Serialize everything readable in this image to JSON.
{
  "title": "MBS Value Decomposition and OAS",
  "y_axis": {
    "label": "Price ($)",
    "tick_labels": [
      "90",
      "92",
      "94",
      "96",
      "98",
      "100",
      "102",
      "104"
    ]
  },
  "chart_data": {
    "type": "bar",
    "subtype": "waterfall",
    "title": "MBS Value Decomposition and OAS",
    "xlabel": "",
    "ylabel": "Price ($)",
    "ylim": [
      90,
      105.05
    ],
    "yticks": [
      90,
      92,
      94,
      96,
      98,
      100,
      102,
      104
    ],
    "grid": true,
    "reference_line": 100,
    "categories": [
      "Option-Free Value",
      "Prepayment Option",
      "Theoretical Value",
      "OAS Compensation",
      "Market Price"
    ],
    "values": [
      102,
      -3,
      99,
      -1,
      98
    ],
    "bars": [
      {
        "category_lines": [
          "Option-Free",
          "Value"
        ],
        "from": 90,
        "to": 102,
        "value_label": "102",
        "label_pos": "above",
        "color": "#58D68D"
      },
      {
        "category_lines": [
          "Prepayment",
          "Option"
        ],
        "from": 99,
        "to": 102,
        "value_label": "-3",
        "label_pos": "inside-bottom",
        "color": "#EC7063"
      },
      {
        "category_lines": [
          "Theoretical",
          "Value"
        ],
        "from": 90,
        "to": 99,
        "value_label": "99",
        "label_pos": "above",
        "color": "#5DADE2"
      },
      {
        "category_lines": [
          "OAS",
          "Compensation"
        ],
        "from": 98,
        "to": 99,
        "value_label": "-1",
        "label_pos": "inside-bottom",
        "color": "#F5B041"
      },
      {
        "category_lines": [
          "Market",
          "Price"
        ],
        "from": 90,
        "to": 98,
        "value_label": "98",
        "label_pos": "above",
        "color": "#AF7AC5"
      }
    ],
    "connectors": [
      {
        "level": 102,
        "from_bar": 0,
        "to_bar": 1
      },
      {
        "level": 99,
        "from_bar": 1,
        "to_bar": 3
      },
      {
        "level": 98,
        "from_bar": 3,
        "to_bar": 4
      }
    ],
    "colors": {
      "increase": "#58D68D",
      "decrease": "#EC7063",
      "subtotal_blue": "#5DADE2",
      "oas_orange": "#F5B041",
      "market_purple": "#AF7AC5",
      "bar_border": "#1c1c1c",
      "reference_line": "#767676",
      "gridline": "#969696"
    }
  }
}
━━━━━━
TASK GOAL: Print every record exactly as it was given.

EXERCISE OUTPUT:
Serialize everything readable in this image to JSON.
{
  "title": "MBS Value Decomposition and OAS",
  "y_axis": {
    "label": "Price ($)",
    "tick_labels": [
      "90",
      "92",
      "94",
      "96",
      "98",
      "100",
      "102",
      "104"
    ]
  },
  "chart_data": {
    "type": "bar",
    "subtype": "waterfall",
    "title": "MBS Value Decomposition and OAS",
    "xlabel": "",
    "ylabel": "Price ($)",
    "ylim": [
      90,
      105.05
    ],
    "yticks": [
      90,
      92,
      94,
      96,
      98,
      100,
      102,
      104
    ],
    "grid": true,
    "reference_line": 100,
    "categories": [
      "Option-Free Value",
      "Prepayment Option",
      "Theoretical Value",
      "OAS Compensation",
      "Market Price"
    ],
    "values": [
      102,
      -3,
      99,
      -1,
      98
    ],
    "bars": [
      {
        "category_lines": [
          "Option-Free",
          "Value"
        ],
        "from": 90,
        "to": 102,
        "value_label": "102",
        "label_pos": "above",
        "color": "#58D68D"
      },
      {
        "category_lines": [
          "Prepayment",
          "Option"
        ],
        "from": 99,
        "to": 102,
        "value_label": "-3",
        "label_pos": "inside-bottom",
        "color": "#EC7063"
      },
      {
        "category_lines": [
          "Theoretical",
          "Value"
        ],
        "from": 90,
        "to": 99,
        "value_label": "99",
        "label_pos": "above",
        "color": "#5DADE2"
      },
      {
        "category_lines": [
          "OAS",
          "Compensation"
        ],
        "from": 98,
        "to": 99,
        "value_label": "-1",
        "label_pos": "inside-bottom",
        "color": "#F5B041"
      },
      {
        "category_lines": [
          "Market",
          "Price"
        ],
        "from": 90,
        "to": 98,
        "value_label": "98",
        "label_pos": "above",
        "color": "#AF7AC5"
      }
    ],
    "connectors": [
      {
        "level": 102,
        "from_bar": 0,
        "to_bar": 1
      },
      {
        "level": 99,
        "from_bar": 1,
        "to_bar": 3
      },
      {
        "level": 98,
        "from_bar": 3,
        "to_bar": 4
      }
    ],
    "colors": {
      "increase": "#58D68D",
      "decrease": "#EC7063",
      "subtotal_blue": "#5DADE2",
      "oas_orange": "#F5B041",
      "market_purple": "#AF7AC5",
      "bar_border": "#1c1c1c",
      "reference_line": "#767676",
      "gridline": "#969696"
    }
  }
}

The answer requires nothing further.